Output each line exactly as it appears, skipping any embedded picture.

^^^^^^^^^^^^^^^^

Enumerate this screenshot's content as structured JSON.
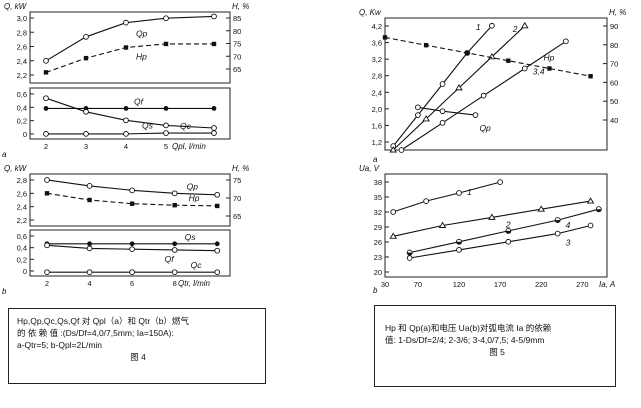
{
  "figure4_caption": {
    "line1": "Hp,Qp,Qc,Qs,Qf 对 Qpl（a）和 Qtr（b）燃气",
    "line2": "的 依 赖 值 :(Ds/Df=4,0/7,5mm;    Ia=150A):",
    "line3": "a-Qtr=5; b-Qpl=2L/min",
    "fig_label": "图 4"
  },
  "figure5_caption": {
    "line1": "Hp 和 Qp(a)和电压 Ua(b)对弧电流 Ia 的依赖",
    "line2": "值: 1-Ds/Df=2/4; 2-3/6; 3-4,0/7,5; 4-5/9mm",
    "fig_label": "图 5"
  },
  "chart_data": [
    {
      "id": "fig4a-top",
      "type": "line",
      "ylabel_left": "Q, kW",
      "ylabel_right": "H, %",
      "yticks_left": [
        "3,0",
        "2,8",
        "2,6",
        "2,4",
        "2,2"
      ],
      "yticks_right": [
        "85",
        "80",
        "75",
        "70",
        "65"
      ],
      "ylim_left": [
        2.2,
        3.0
      ],
      "series": [
        {
          "name": "Qp",
          "style": "solid-circle-open",
          "x": [
            2,
            3,
            4,
            5,
            6.2
          ],
          "y": [
            2.45,
            2.72,
            2.88,
            2.93,
            2.95
          ]
        },
        {
          "name": "Hp",
          "style": "dashed-square",
          "x": [
            2,
            3,
            4,
            5,
            6.2
          ],
          "y": [
            2.32,
            2.48,
            2.6,
            2.64,
            2.64
          ]
        }
      ]
    },
    {
      "id": "fig4a-bottom",
      "type": "line",
      "ylabel_left": "",
      "yticks_left": [
        "0,6",
        "0,4",
        "0,2",
        "0"
      ],
      "ylim_left": [
        0,
        0.6
      ],
      "xlabel": "Qpl, l/min",
      "xticks": [
        "2",
        "3",
        "4",
        "5"
      ],
      "panel_letter": "a",
      "series": [
        {
          "name": "Qf",
          "x": [
            2,
            3,
            4,
            5,
            6.2
          ],
          "y": [
            0.36,
            0.36,
            0.36,
            0.36,
            0.36
          ]
        },
        {
          "name": "Qs",
          "x": [
            2,
            3,
            4,
            5,
            6.2
          ],
          "y": [
            0.48,
            0.32,
            0.22,
            0.16,
            0.13
          ]
        },
        {
          "name": "Qc",
          "x": [
            2,
            3,
            4,
            5,
            6.2
          ],
          "y": [
            0.06,
            0.06,
            0.06,
            0.07,
            0.07
          ]
        }
      ]
    },
    {
      "id": "fig4b-top",
      "type": "line",
      "ylabel_left": "Q, kW",
      "ylabel_right": "H, %",
      "yticks_left": [
        "2,8",
        "2,6",
        "2,4",
        "2,2"
      ],
      "yticks_right": [
        "75",
        "70",
        "65"
      ],
      "ylim_left": [
        2.2,
        2.9
      ],
      "series": [
        {
          "name": "Qp",
          "x": [
            2,
            4,
            6,
            8,
            10
          ],
          "y": [
            2.82,
            2.74,
            2.68,
            2.64,
            2.62
          ]
        },
        {
          "name": "Hp",
          "x": [
            2,
            4,
            6,
            8,
            10
          ],
          "y": [
            2.64,
            2.55,
            2.5,
            2.48,
            2.47
          ]
        }
      ]
    },
    {
      "id": "fig4b-bottom",
      "type": "line",
      "yticks_left": [
        "0,6",
        "0,4",
        "0,2",
        "0"
      ],
      "ylim_left": [
        0,
        0.6
      ],
      "xlabel": "Qtr, l/min",
      "xticks": [
        "2",
        "4",
        "6",
        "8"
      ],
      "panel_letter": "b",
      "series": [
        {
          "name": "Qs",
          "x": [
            2,
            4,
            6,
            8,
            10
          ],
          "y": [
            0.42,
            0.42,
            0.42,
            0.42,
            0.42
          ]
        },
        {
          "name": "Qf",
          "x": [
            2,
            4,
            6,
            8,
            10
          ],
          "y": [
            0.4,
            0.36,
            0.35,
            0.34,
            0.33
          ]
        },
        {
          "name": "Qc",
          "x": [
            2,
            4,
            6,
            8,
            10
          ],
          "y": [
            0.05,
            0.05,
            0.05,
            0.05,
            0.05
          ]
        }
      ]
    },
    {
      "id": "fig5a",
      "type": "line",
      "ylabel_left": "Q, Kw",
      "ylabel_right": "H, %",
      "yticks_left": [
        "4,2",
        "3,6",
        "3,2",
        "2,8",
        "2,4",
        "2,0",
        "1,6",
        "1,2"
      ],
      "yticks_right": [
        "90",
        "80",
        "70",
        "60",
        "50",
        "40"
      ],
      "ylim_left": [
        1.0,
        4.4
      ],
      "panel_letter": "a",
      "series": [
        {
          "name": "1",
          "x": [
            40,
            70,
            100,
            130,
            160
          ],
          "y": [
            1.1,
            1.9,
            2.7,
            3.5,
            4.2
          ]
        },
        {
          "name": "2",
          "x": [
            40,
            80,
            120,
            160,
            200
          ],
          "y": [
            1.0,
            1.8,
            2.6,
            3.4,
            4.2
          ]
        },
        {
          "name": "3,4",
          "x": [
            50,
            100,
            150,
            200,
            250
          ],
          "y": [
            1.0,
            1.7,
            2.4,
            3.1,
            3.8
          ]
        },
        {
          "name": "Hp",
          "x": [
            30,
            80,
            130,
            180,
            230,
            280
          ],
          "y": [
            3.9,
            3.7,
            3.5,
            3.3,
            3.1,
            2.9
          ]
        },
        {
          "name": "Qp",
          "x": [
            70,
            100,
            140
          ],
          "y": [
            2.1,
            2.0,
            1.9
          ]
        }
      ]
    },
    {
      "id": "fig5b",
      "type": "line",
      "ylabel_left": "Ua, V",
      "yticks_left": [
        "38",
        "35",
        "32",
        "29",
        "26",
        "23",
        "20"
      ],
      "ylim_left": [
        20,
        39
      ],
      "xlabel": "Ia, A",
      "xticks": [
        "30",
        "70",
        "120",
        "170",
        "220",
        "270"
      ],
      "panel_letter": "b",
      "series": [
        {
          "name": "1",
          "x": [
            40,
            80,
            120,
            170
          ],
          "y": [
            32,
            34,
            35.5,
            37.5
          ]
        },
        {
          "name": "2",
          "x": [
            40,
            100,
            160,
            220,
            280
          ],
          "y": [
            27.5,
            29.5,
            31,
            32.5,
            34
          ]
        },
        {
          "name": "4",
          "x": [
            60,
            120,
            180,
            240,
            290
          ],
          "y": [
            24.5,
            26.5,
            28.5,
            30.5,
            32.5
          ]
        },
        {
          "name": "3",
          "x": [
            60,
            120,
            180,
            240,
            280
          ],
          "y": [
            23.5,
            25,
            26.5,
            28,
            29.5
          ]
        }
      ]
    }
  ]
}
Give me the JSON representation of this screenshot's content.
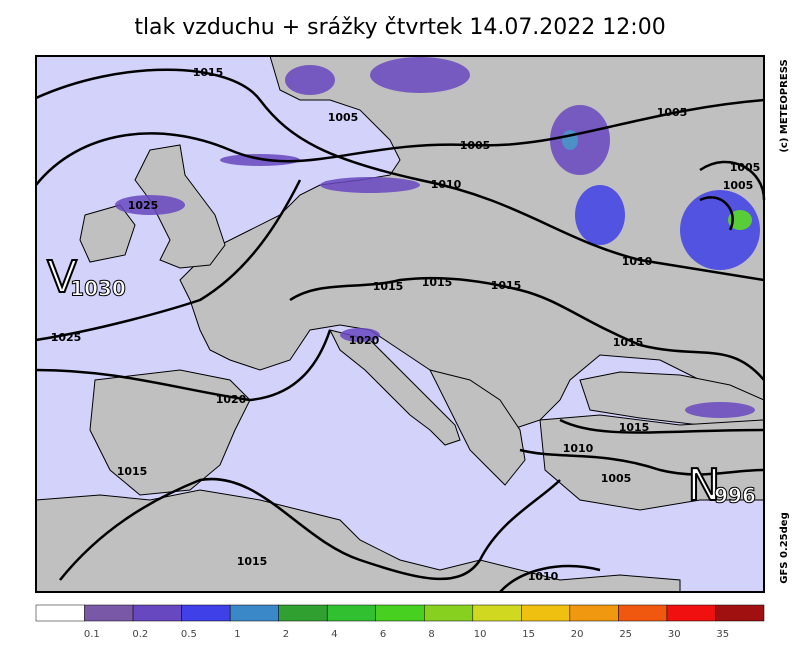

^^^^^^^^^^^^^^^^

## Answer to this problem
Enumerate this screenshot's content as structured JSON.
{
  "figure4_caption": {
    "line1": "Hp,Qp,Qc,Qs,Qf 对 Qpl（a）和 Qtr（b）燃气",
    "line2": "的 依 赖 值 :(Ds/Df=4,0/7,5mm;    Ia=150A):",
    "line3": "a-Qtr=5; b-Qpl=2L/min",
    "fig_label": "图 4"
  },
  "figure5_caption": {
    "line1": "Hp 和 Qp(a)和电压 Ua(b)对弧电流 Ia 的依赖",
    "line2": "值: 1-Ds/Df=2/4; 2-3/6; 3-4,0/7,5; 4-5/9mm",
    "fig_label": "图 5"
  },
  "chart_data": [
    {
      "id": "fig4a-top",
      "type": "line",
      "ylabel_left": "Q, kW",
      "ylabel_right": "H, %",
      "yticks_left": [
        "3,0",
        "2,8",
        "2,6",
        "2,4",
        "2,2"
      ],
      "yticks_right": [
        "85",
        "80",
        "75",
        "70",
        "65"
      ],
      "ylim_left": [
        2.2,
        3.0
      ],
      "series": [
        {
          "name": "Qp",
          "style": "solid-circle-open",
          "x": [
            2,
            3,
            4,
            5,
            6.2
          ],
          "y": [
            2.45,
            2.72,
            2.88,
            2.93,
            2.95
          ]
        },
        {
          "name": "Hp",
          "style": "dashed-square",
          "x": [
            2,
            3,
            4,
            5,
            6.2
          ],
          "y": [
            2.32,
            2.48,
            2.6,
            2.64,
            2.64
          ]
        }
      ]
    },
    {
      "id": "fig4a-bottom",
      "type": "line",
      "ylabel_left": "",
      "yticks_left": [
        "0,6",
        "0,4",
        "0,2",
        "0"
      ],
      "ylim_left": [
        0,
        0.6
      ],
      "xlabel": "Qpl, l/min",
      "xticks": [
        "2",
        "3",
        "4",
        "5"
      ],
      "panel_letter": "a",
      "series": [
        {
          "name": "Qf",
          "x": [
            2,
            3,
            4,
            5,
            6.2
          ],
          "y": [
            0.36,
            0.36,
            0.36,
            0.36,
            0.36
          ]
        },
        {
          "name": "Qs",
          "x": [
            2,
            3,
            4,
            5,
            6.2
          ],
          "y": [
            0.48,
            0.32,
            0.22,
            0.16,
            0.13
          ]
        },
        {
          "name": "Qc",
          "x": [
            2,
            3,
            4,
            5,
            6.2
          ],
          "y": [
            0.06,
            0.06,
            0.06,
            0.07,
            0.07
          ]
        }
      ]
    },
    {
      "id": "fig4b-top",
      "type": "line",
      "ylabel_left": "Q, kW",
      "ylabel_right": "H, %",
      "yticks_left": [
        "2,8",
        "2,6",
        "2,4",
        "2,2"
      ],
      "yticks_right": [
        "75",
        "70",
        "65"
      ],
      "ylim_left": [
        2.2,
        2.9
      ],
      "series": [
        {
          "name": "Qp",
          "x": [
            2,
            4,
            6,
            8,
            10
          ],
          "y": [
            2.82,
            2.74,
            2.68,
            2.64,
            2.62
          ]
        },
        {
          "name": "Hp",
          "x": [
            2,
            4,
            6,
            8,
            10
          ],
          "y": [
            2.64,
            2.55,
            2.5,
            2.48,
            2.47
          ]
        }
      ]
    },
    {
      "id": "fig4b-bottom",
      "type": "line",
      "yticks_left": [
        "0,6",
        "0,4",
        "0,2",
        "0"
      ],
      "ylim_left": [
        0,
        0.6
      ],
      "xlabel": "Qtr, l/min",
      "xticks": [
        "2",
        "4",
        "6",
        "8"
      ],
      "panel_letter": "b",
      "series": [
        {
          "name": "Qs",
          "x": [
            2,
            4,
            6,
            8,
            10
          ],
          "y": [
            0.42,
            0.42,
            0.42,
            0.42,
            0.42
          ]
        },
        {
          "name": "Qf",
          "x": [
            2,
            4,
            6,
            8,
            10
          ],
          "y": [
            0.4,
            0.36,
            0.35,
            0.34,
            0.33
          ]
        },
        {
          "name": "Qc",
          "x": [
            2,
            4,
            6,
            8,
            10
          ],
          "y": [
            0.05,
            0.05,
            0.05,
            0.05,
            0.05
          ]
        }
      ]
    },
    {
      "id": "fig5a",
      "type": "line",
      "ylabel_left": "Q, Kw",
      "ylabel_right": "H, %",
      "yticks_left": [
        "4,2",
        "3,6",
        "3,2",
        "2,8",
        "2,4",
        "2,0",
        "1,6",
        "1,2"
      ],
      "yticks_right": [
        "90",
        "80",
        "70",
        "60",
        "50",
        "40"
      ],
      "ylim_left": [
        1.0,
        4.4
      ],
      "panel_letter": "a",
      "series": [
        {
          "name": "1",
          "x": [
            40,
            70,
            100,
            130,
            160
          ],
          "y": [
            1.1,
            1.9,
            2.7,
            3.5,
            4.2
          ]
        },
        {
          "name": "2",
          "x": [
            40,
            80,
            120,
            160,
            200
          ],
          "y": [
            1.0,
            1.8,
            2.6,
            3.4,
            4.2
          ]
        },
        {
          "name": "3,4",
          "x": [
            50,
            100,
            150,
            200,
            250
          ],
          "y": [
            1.0,
            1.7,
            2.4,
            3.1,
            3.8
          ]
        },
        {
          "name": "Hp",
          "x": [
            30,
            80,
            130,
            180,
            230,
            280
          ],
          "y": [
            3.9,
            3.7,
            3.5,
            3.3,
            3.1,
            2.9
          ]
        },
        {
          "name": "Qp",
          "x": [
            70,
            100,
            140
          ],
          "y": [
            2.1,
            2.0,
            1.9
          ]
        }
      ]
    },
    {
      "id": "fig5b",
      "type": "line",
      "ylabel_left": "Ua, V",
      "yticks_left": [
        "38",
        "35",
        "32",
        "29",
        "26",
        "23",
        "20"
      ],
      "ylim_left": [
        20,
        39
      ],
      "xlabel": "Ia, A",
      "xticks": [
        "30",
        "70",
        "120",
        "170",
        "220",
        "270"
      ],
      "panel_letter": "b",
      "series": [
        {
          "name": "1",
          "x": [
            40,
            80,
            120,
            170
          ],
          "y": [
            32,
            34,
            35.5,
            37.5
          ]
        },
        {
          "name": "2",
          "x": [
            40,
            100,
            160,
            220,
            280
          ],
          "y": [
            27.5,
            29.5,
            31,
            32.5,
            34
          ]
        },
        {
          "name": "4",
          "x": [
            60,
            120,
            180,
            240,
            290
          ],
          "y": [
            24.5,
            26.5,
            28.5,
            30.5,
            32.5
          ]
        },
        {
          "name": "3",
          "x": [
            60,
            120,
            180,
            240,
            280
          ],
          "y": [
            23.5,
            25,
            26.5,
            28,
            29.5
          ]
        }
      ]
    }
  ]
}
Give me the JSON representation of this screenshot's content.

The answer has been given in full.